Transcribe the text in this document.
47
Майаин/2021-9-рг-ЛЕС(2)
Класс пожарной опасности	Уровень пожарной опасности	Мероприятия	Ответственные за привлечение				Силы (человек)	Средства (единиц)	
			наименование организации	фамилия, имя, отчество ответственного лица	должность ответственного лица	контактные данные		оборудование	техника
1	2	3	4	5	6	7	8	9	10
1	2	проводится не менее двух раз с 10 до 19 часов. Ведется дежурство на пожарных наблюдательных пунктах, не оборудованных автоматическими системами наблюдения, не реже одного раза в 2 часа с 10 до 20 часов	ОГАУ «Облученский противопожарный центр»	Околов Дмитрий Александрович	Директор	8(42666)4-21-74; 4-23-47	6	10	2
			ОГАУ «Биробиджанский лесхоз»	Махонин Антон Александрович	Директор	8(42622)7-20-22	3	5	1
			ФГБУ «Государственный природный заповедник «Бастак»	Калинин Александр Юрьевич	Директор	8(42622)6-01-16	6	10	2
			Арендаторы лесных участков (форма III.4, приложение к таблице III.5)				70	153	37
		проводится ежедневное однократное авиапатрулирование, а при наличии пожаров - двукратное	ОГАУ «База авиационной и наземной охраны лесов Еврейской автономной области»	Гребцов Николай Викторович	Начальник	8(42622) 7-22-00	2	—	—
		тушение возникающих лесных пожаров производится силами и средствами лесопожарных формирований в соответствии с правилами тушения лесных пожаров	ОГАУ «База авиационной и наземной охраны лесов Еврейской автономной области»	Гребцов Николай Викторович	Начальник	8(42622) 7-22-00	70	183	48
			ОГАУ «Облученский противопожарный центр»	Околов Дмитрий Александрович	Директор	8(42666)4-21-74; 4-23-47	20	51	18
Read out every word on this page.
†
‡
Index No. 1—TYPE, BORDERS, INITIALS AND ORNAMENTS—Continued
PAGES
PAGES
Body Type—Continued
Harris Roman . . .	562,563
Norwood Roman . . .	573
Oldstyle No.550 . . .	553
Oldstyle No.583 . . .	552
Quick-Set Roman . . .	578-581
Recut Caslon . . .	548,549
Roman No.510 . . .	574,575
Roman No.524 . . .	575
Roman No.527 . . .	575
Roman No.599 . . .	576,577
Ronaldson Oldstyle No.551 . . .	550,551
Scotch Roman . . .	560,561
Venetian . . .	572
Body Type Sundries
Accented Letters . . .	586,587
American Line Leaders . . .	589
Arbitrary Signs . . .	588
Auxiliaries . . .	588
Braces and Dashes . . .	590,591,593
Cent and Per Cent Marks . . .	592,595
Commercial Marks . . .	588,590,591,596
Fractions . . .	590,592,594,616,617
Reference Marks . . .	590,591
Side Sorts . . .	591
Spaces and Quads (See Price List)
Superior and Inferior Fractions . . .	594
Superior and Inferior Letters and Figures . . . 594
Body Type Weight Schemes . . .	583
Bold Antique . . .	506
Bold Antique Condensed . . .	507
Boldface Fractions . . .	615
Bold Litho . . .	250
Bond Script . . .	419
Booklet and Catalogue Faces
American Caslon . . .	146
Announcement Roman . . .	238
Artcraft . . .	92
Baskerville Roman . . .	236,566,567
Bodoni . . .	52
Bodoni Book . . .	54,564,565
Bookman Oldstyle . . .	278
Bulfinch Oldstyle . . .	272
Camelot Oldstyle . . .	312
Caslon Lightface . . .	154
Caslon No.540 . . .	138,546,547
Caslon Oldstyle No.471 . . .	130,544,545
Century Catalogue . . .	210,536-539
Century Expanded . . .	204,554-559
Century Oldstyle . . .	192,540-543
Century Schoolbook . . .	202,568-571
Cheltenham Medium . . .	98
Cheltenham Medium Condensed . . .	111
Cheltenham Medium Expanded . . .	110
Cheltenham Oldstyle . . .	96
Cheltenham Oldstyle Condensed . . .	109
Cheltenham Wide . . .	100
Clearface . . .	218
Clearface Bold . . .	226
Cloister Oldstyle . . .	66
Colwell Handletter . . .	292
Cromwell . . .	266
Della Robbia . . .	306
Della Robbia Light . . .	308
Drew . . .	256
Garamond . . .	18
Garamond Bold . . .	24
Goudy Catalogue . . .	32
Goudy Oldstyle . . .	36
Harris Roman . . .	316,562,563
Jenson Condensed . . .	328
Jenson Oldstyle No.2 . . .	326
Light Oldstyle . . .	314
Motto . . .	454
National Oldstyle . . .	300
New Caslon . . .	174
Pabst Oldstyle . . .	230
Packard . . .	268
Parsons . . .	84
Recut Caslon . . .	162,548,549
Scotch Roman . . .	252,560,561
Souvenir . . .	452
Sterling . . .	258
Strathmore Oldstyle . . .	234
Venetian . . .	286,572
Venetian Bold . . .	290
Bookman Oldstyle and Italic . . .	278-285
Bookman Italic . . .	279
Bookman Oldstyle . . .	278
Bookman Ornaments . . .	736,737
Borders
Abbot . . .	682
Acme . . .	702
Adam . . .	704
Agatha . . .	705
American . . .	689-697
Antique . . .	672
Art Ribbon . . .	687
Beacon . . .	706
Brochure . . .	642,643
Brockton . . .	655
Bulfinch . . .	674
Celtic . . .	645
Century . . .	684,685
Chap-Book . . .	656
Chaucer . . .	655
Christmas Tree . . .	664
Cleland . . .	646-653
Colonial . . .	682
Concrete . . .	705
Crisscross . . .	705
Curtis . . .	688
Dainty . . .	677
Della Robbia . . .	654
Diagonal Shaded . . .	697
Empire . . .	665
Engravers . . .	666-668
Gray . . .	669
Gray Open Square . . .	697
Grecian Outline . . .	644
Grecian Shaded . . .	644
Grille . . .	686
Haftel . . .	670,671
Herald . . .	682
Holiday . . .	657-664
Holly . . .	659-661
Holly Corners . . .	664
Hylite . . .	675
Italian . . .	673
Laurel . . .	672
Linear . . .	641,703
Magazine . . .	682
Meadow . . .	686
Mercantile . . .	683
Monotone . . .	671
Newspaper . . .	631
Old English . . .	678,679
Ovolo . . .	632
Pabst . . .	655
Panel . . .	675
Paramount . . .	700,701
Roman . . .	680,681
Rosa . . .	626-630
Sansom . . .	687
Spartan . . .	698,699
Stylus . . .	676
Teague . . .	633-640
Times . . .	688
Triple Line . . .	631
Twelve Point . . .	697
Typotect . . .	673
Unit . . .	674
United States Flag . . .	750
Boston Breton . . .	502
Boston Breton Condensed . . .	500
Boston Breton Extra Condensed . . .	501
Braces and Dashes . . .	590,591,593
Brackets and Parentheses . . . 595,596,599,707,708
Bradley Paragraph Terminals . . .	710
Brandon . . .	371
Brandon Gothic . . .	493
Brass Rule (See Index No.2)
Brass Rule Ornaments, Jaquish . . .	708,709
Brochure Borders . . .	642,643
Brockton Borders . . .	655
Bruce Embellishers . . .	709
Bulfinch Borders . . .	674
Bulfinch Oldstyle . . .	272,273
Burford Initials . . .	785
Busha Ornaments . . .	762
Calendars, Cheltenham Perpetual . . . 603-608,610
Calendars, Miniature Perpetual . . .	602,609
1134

● **INSTRUCTIONS FOR THE TASK**: Each of the records should be retyped exactly.

● **RESPONSE**:
Transcribe the text in this document.
47
Майаин/2021-9-рг-ЛЕС(2)
Класс пожарной опасности	Уровень пожарной опасности	Мероприятия	Ответственные за привлечение				Силы (человек)	Средства (единиц)	
			наименование организации	фамилия, имя, отчество ответственного лица	должность ответственного лица	контактные данные		оборудование	техника
1	2	3	4	5	6	7	8	9	10
1	2	проводится не менее двух раз с 10 до 19 часов. Ведется дежурство на пожарных наблюдательных пунктах, не оборудованных автоматическими системами наблюдения, не реже одного раза в 2 часа с 10 до 20 часов	ОГАУ «Облученский противопожарный центр»	Околов Дмитрий Александрович	Директор	8(42666)4-21-74; 4-23-47	6	10	2
			ОГАУ «Биробиджанский лесхоз»	Махонин Антон Александрович	Директор	8(42622)7-20-22	3	5	1
			ФГБУ «Государственный природный заповедник «Бастак»	Калинин Александр Юрьевич	Директор	8(42622)6-01-16	6	10	2
			Арендаторы лесных участков (форма III.4, приложение к таблице III.5)				70	153	37
		проводится ежедневное однократное авиапатрулирование, а при наличии пожаров - двукратное	ОГАУ «База авиационной и наземной охраны лесов Еврейской автономной области»	Гребцов Николай Викторович	Начальник	8(42622) 7-22-00	2	—	—
		тушение возникающих лесных пожаров производится силами и средствами лесопожарных формирований в соответствии с правилами тушения лесных пожаров	ОГАУ «База авиационной и наземной охраны лесов Еврейской автономной области»	Гребцов Николай Викторович	Начальник	8(42622) 7-22-00	70	183	48
			ОГАУ «Облученский противопожарный центр»	Околов Дмитрий Александрович	Директор	8(42666)4-21-74; 4-23-47	20	51	18
Read out every word on this page.
†
‡
Index No. 1—TYPE, BORDERS, INITIALS AND ORNAMENTS—Continued
PAGES
PAGES
Body Type—Continued
Harris Roman . . .	562,563
Norwood Roman . . .	573
Oldstyle No.550 . . .	553
Oldstyle No.583 . . .	552
Quick-Set Roman . . .	578-581
Recut Caslon . . .	548,549
Roman No.510 . . .	574,575
Roman No.524 . . .	575
Roman No.527 . . .	575
Roman No.599 . . .	576,577
Ronaldson Oldstyle No.551 . . .	550,551
Scotch Roman . . .	560,561
Venetian . . .	572
Body Type Sundries
Accented Letters . . .	586,587
American Line Leaders . . .	589
Arbitrary Signs . . .	588
Auxiliaries . . .	588
Braces and Dashes . . .	590,591,593
Cent and Per Cent Marks . . .	592,595
Commercial Marks . . .	588,590,591,596
Fractions . . .	590,592,594,616,617
Reference Marks . . .	590,591
Side Sorts . . .	591
Spaces and Quads (See Price List)
Superior and Inferior Fractions . . .	594
Superior and Inferior Letters and Figures . . . 594
Body Type Weight Schemes . . .	583
Bold Antique . . .	506
Bold Antique Condensed . . .	507
Boldface Fractions . . .	615
Bold Litho . . .	250
Bond Script . . .	419
Booklet and Catalogue Faces
American Caslon . . .	146
Announcement Roman . . .	238
Artcraft . . .	92
Baskerville Roman . . .	236,566,567
Bodoni . . .	52
Bodoni Book . . .	54,564,565
Bookman Oldstyle . . .	278
Bulfinch Oldstyle . . .	272
Camelot Oldstyle . . .	312
Caslon Lightface . . .	154
Caslon No.540 . . .	138,546,547
Caslon Oldstyle No.471 . . .	130,544,545
Century Catalogue . . .	210,536-539
Century Expanded . . .	204,554-559
Century Oldstyle . . .	192,540-543
Century Schoolbook . . .	202,568-571
Cheltenham Medium . . .	98
Cheltenham Medium Condensed . . .	111
Cheltenham Medium Expanded . . .	110
Cheltenham Oldstyle . . .	96
Cheltenham Oldstyle Condensed . . .	109
Cheltenham Wide . . .	100
Clearface . . .	218
Clearface Bold . . .	226
Cloister Oldstyle . . .	66
Colwell Handletter . . .	292
Cromwell . . .	266
Della Robbia . . .	306
Della Robbia Light . . .	308
Drew . . .	256
Garamond . . .	18
Garamond Bold . . .	24
Goudy Catalogue . . .	32
Goudy Oldstyle . . .	36
Harris Roman . . .	316,562,563
Jenson Condensed . . .	328
Jenson Oldstyle No.2 . . .	326
Light Oldstyle . . .	314
Motto . . .	454
National Oldstyle . . .	300
New Caslon . . .	174
Pabst Oldstyle . . .	230
Packard . . .	268
Parsons . . .	84
Recut Caslon . . .	162,548,549
Scotch Roman . . .	252,560,561
Souvenir . . .	452
Sterling . . .	258
Strathmore Oldstyle . . .	234
Venetian . . .	286,572
Venetian Bold . . .	290
Bookman Oldstyle and Italic . . .	278-285
Bookman Italic . . .	279
Bookman Oldstyle . . .	278
Bookman Ornaments . . .	736,737
Borders
Abbot . . .	682
Acme . . .	702
Adam . . .	704
Agatha . . .	705
American . . .	689-697
Antique . . .	672
Art Ribbon . . .	687
Beacon . . .	706
Brochure . . .	642,643
Brockton . . .	655
Bulfinch . . .	674
Celtic . . .	645
Century . . .	684,685
Chap-Book . . .	656
Chaucer . . .	655
Christmas Tree . . .	664
Cleland . . .	646-653
Colonial . . .	682
Concrete . . .	705
Crisscross . . .	705
Curtis . . .	688
Dainty . . .	677
Della Robbia . . .	654
Diagonal Shaded . . .	697
Empire . . .	665
Engravers . . .	666-668
Gray . . .	669
Gray Open Square . . .	697
Grecian Outline . . .	644
Grecian Shaded . . .	644
Grille . . .	686
Haftel . . .	670,671
Herald . . .	682
Holiday . . .	657-664
Holly . . .	659-661
Holly Corners . . .	664
Hylite . . .	675
Italian . . .	673
Laurel . . .	672
Linear . . .	641,703
Magazine . . .	682
Meadow . . .	686
Mercantile . . .	683
Monotone . . .	671
Newspaper . . .	631
Old English . . .	678,679
Ovolo . . .	632
Pabst . . .	655
Panel . . .	675
Paramount . . .	700,701
Roman . . .	680,681
Rosa . . .	626-630
Sansom . . .	687
Spartan . . .	698,699
Stylus . . .	676
Teague . . .	633-640
Times . . .	688
Triple Line . . .	631
Twelve Point . . .	697
Typotect . . .	673
Unit . . .	674
United States Flag . . .	750
Boston Breton . . .	502
Boston Breton Condensed . . .	500
Boston Breton Extra Condensed . . .	501
Braces and Dashes . . .	590,591,593
Brackets and Parentheses . . . 595,596,599,707,708
Bradley Paragraph Terminals . . .	710
Brandon . . .	371
Brandon Gothic . . .	493
Brass Rule (See Index No.2)
Brass Rule Ornaments, Jaquish . . .	708,709
Brochure Borders . . .	642,643
Brockton Borders . . .	655
Bruce Embellishers . . .	709
Bulfinch Borders . . .	674
Bulfinch Oldstyle . . .	272,273
Burford Initials . . .	785
Busha Ornaments . . .	762
Calendars, Cheltenham Perpetual . . . 603-608,610
Calendars, Miniature Perpetual . . .	602,609
1134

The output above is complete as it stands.